» TASK INSTRUCTIONS: What follows is a listing. Return every line of it exactly.

» INPUT ROWS:
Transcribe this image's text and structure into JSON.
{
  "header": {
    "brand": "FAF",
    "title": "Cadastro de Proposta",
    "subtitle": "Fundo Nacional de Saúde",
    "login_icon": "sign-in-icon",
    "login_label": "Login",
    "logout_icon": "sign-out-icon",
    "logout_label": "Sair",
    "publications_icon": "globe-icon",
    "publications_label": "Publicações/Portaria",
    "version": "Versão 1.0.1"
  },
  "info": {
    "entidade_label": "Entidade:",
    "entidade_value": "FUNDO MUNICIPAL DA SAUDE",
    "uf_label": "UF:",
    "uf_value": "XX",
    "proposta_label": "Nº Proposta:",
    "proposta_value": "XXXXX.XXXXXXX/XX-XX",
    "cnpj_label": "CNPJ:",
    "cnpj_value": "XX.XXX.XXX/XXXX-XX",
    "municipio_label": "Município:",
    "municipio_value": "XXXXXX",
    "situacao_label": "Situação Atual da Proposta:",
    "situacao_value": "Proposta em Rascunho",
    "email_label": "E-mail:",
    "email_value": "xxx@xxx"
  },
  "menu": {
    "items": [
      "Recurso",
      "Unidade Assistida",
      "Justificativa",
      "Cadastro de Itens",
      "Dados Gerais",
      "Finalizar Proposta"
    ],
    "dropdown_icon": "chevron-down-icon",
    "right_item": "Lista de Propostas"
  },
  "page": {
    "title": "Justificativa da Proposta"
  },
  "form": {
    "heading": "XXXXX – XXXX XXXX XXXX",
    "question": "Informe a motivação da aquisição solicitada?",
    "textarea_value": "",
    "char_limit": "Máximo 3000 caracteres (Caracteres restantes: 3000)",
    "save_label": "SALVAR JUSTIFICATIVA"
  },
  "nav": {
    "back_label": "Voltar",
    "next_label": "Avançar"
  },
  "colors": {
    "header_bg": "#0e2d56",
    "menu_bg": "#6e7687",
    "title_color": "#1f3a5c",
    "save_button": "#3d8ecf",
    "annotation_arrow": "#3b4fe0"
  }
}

» RESPONSE TO THIS TASK:
Transcribe this image's text and structure into JSON.
{
  "header": {
    "brand": "FAF",
    "title": "Cadastro de Proposta",
    "subtitle": "Fundo Nacional de Saúde",
    "login_icon": "sign-in-icon",
    "login_label": "Login",
    "logout_icon": "sign-out-icon",
    "logout_label": "Sair",
    "publications_icon": "globe-icon",
    "publications_label": "Publicações/Portaria",
    "version": "Versão 1.0.1"
  },
  "info": {
    "entidade_label": "Entidade:",
    "entidade_value": "FUNDO MUNICIPAL DA SAUDE",
    "uf_label": "UF:",
    "uf_value": "XX",
    "proposta_label": "Nº Proposta:",
    "proposta_value": "XXXXX.XXXXXXX/XX-XX",
    "cnpj_label": "CNPJ:",
    "cnpj_value": "XX.XXX.XXX/XXXX-XX",
    "municipio_label": "Município:",
    "municipio_value": "XXXXXX",
    "situacao_label": "Situação Atual da Proposta:",
    "situacao_value": "Proposta em Rascunho",
    "email_label": "E-mail:",
    "email_value": "xxx@xxx"
  },
  "menu": {
    "items": [
      "Recurso",
      "Unidade Assistida",
      "Justificativa",
      "Cadastro de Itens",
      "Dados Gerais",
      "Finalizar Proposta"
    ],
    "dropdown_icon": "chevron-down-icon",
    "right_item": "Lista de Propostas"
  },
  "page": {
    "title": "Justificativa da Proposta"
  },
  "form": {
    "heading": "XXXXX – XXXX XXXX XXXX",
    "question": "Informe a motivação da aquisição solicitada?",
    "textarea_value": "",
    "char_limit": "Máximo 3000 caracteres (Caracteres restantes: 3000)",
    "save_label": "SALVAR JUSTIFICATIVA"
  },
  "nav": {
    "back_label": "Voltar",
    "next_label": "Avançar"
  },
  "colors": {
    "header_bg": "#0e2d56",
    "menu_bg": "#6e7687",
    "title_color": "#1f3a5c",
    "save_button": "#3d8ecf",
    "annotation_arrow": "#3b4fe0"
  }
}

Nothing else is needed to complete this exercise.